## What to do
Can you extend the article below on the Pixel 10's Rust-hardened modem, continuing on from its final sentence?

Google’s Pixel line has a modest market share in Europe, but it plays an outsized role in setting expectations. A Pixel 10 that advertises a "hardened modem" immediately creates an awkward question for other Android vendors, especially those pushing devices in privacy-conscious markets like Germany or the Nordics: why is your baseband still a fully opaque C blob?
European regulators and agencies such as ENISA have been talking more about supply‑chain security and secure development practices. Moves like this give them something concrete to point to. It’s entirely plausible that future EU certification schemes for smartphones or connected devices will treat the use of memory-safe languages in critical components as a positive—or even expected—criterion.
There’s also an industrial angle. European players like Nokia and Ericsson dominate network infrastructure, not handset modems, but the same 3GPP specifications apply. If handset vendors demonstrate that Rust-based parsers or protocol handlers can run in real time on constrained systems, that idea can bleed into radio access networks and edge equipment as well. European OEMs building niche or industrial devices—think automotive telematics, payment terminals, or IoT gateways—may find Google’s approach a useful blueprint: you don’t need to rewrite your RTOS, you can start by wrapping the most dangerous parsers.
Looking ahead
Pixel 10 is almost certainly not the end goal. It’s a pilot project.
If this Rust DNS component ships without major performance regressions or stability disasters—and we’ll know that over the next 12–18 months—Google will have a strong internal case to extend the model. Likely next candidates include other protocol parsers that deal heavily with untrusted input: SIP/VoLTE signaling, SMS, or even parts of 5G NAS/RRC stacks.
Two questions will determine how transformative this becomes:
- Do modem vendors participate, or does Google keep bolting things on itself? If Qualcomm, Samsung, and MediaTek embrace Rust or similar approaches in their own reference firmware, we could see a widespread shift across Android by the late 2020s. If not, Pixel may turn into a rare "secure island" while the rest of the ecosystem lags.

## Entries shown
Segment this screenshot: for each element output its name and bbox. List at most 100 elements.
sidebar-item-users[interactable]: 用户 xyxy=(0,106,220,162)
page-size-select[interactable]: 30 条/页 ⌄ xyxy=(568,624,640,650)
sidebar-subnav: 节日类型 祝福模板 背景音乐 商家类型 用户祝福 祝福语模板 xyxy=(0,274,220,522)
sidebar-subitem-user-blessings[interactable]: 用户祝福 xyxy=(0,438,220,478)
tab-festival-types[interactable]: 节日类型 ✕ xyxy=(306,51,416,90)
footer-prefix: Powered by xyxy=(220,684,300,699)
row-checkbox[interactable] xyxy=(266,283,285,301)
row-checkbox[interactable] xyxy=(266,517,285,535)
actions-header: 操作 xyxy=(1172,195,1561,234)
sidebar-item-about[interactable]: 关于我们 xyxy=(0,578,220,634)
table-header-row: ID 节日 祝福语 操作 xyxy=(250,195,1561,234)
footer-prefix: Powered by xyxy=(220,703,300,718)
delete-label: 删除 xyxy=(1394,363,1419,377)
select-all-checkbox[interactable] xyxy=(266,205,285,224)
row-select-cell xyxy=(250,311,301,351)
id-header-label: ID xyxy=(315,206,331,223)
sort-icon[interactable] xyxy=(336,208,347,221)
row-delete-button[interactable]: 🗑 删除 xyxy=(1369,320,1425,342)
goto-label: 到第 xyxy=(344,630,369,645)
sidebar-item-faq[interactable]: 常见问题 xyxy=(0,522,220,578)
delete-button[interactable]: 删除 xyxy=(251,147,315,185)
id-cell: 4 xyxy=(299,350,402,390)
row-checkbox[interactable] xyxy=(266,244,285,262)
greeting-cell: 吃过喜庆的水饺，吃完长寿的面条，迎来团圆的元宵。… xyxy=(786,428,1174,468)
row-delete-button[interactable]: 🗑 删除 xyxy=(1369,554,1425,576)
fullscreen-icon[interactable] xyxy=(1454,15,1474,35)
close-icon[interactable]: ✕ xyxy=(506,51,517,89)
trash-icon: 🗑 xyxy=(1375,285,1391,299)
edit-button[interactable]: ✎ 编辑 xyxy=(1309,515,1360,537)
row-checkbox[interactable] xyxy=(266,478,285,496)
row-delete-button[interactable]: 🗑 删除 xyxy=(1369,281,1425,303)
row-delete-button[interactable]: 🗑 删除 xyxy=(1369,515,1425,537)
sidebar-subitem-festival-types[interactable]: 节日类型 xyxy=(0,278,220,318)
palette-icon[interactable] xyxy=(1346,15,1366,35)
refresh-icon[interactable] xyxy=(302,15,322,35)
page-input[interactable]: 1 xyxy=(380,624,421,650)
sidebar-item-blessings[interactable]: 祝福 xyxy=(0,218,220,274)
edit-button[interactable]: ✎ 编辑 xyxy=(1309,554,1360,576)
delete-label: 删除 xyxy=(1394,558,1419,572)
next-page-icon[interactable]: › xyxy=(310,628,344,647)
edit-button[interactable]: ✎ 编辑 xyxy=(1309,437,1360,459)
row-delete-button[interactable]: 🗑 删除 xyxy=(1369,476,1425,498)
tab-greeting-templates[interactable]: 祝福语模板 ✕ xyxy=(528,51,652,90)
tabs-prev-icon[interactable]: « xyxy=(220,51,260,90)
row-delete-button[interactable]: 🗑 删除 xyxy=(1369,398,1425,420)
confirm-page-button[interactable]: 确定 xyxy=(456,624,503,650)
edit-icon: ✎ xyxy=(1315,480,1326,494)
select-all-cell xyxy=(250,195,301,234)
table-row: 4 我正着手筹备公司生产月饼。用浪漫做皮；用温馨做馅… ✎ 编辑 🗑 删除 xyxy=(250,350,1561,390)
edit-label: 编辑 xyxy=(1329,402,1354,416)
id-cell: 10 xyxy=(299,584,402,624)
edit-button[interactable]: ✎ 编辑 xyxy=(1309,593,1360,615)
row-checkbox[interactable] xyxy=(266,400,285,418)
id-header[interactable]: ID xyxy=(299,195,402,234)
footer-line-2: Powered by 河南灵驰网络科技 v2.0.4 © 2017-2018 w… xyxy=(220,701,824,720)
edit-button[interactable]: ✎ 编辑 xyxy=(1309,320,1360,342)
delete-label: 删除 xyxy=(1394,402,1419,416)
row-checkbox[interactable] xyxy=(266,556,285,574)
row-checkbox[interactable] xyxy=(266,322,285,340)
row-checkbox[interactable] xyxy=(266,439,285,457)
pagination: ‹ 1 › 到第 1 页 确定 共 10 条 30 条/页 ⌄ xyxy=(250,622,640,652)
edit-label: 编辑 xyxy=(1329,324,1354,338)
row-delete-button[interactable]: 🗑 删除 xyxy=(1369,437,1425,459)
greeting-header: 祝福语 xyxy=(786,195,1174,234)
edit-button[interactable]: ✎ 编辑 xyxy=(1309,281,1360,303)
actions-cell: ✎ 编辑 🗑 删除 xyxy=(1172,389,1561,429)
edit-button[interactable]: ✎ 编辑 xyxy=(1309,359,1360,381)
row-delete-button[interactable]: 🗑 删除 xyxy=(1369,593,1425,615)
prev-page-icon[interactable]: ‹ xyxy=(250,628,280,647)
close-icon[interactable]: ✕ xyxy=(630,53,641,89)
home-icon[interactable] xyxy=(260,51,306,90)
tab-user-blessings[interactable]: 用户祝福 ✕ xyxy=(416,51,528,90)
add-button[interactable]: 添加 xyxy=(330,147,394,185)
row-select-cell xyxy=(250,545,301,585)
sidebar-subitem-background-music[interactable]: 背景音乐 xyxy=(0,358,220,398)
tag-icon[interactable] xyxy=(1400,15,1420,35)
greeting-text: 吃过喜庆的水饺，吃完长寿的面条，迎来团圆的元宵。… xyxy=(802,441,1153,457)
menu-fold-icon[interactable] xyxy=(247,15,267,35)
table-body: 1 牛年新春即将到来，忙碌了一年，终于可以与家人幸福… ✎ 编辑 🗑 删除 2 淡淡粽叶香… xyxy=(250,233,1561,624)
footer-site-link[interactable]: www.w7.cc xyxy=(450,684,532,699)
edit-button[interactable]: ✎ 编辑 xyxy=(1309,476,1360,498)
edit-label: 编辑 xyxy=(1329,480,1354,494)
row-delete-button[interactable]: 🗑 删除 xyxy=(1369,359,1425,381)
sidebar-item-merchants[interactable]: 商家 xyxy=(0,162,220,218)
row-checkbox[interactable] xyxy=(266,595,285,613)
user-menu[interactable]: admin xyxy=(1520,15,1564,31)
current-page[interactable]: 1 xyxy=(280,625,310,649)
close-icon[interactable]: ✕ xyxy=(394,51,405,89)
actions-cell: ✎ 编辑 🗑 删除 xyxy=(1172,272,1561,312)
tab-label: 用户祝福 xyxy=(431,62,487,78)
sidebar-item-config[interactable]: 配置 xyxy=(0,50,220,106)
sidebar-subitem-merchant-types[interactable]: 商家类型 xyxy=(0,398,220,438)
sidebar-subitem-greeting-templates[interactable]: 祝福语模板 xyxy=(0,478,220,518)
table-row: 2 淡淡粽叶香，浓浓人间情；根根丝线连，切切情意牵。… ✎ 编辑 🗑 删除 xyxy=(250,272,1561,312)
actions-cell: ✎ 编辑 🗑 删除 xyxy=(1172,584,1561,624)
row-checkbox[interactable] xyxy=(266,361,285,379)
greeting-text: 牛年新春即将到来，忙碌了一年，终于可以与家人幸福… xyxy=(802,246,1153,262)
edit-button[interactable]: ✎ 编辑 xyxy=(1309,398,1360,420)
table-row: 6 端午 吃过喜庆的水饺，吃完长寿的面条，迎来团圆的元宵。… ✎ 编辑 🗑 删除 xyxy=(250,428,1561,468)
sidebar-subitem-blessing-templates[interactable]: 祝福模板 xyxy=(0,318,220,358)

## Solved problem
- Do regulators start to care specifically about baseband security? So far, most cybersecurity rules talk at a high level about "secure development" and "vulnerability management." Once there are concrete, shippable examples of safer basebands, policymakers may start asking why everyone else isn’t doing the same.
There are risks. A bit of Rust in the modem could become security theater if vendors use it as marketing while leaving other critical paths untouched. There’s also the danger of overconfidence: memory-safe languages drastically reduce certain bug classes but don’t eliminate logic flaws, protocol design issues, or side-channel attacks.
For technically minded readers, the signals to watch are:
- Future Android security bulletins: do we see fewer or less severe baseband CVEs on Pixel 10+ compared with older Pixels and rival devices?
- Vendor announcements: do chipset makers start mentioning Rust or "memory-safe" components in their roadmaps?
- Regulatory documents: do EU or US guidelines begin to reference memory safety in basebands explicitly?
If those needles move, Pixel 10’s modest 371 KB experiment will look, in hindsight, like the start of a much bigger migration.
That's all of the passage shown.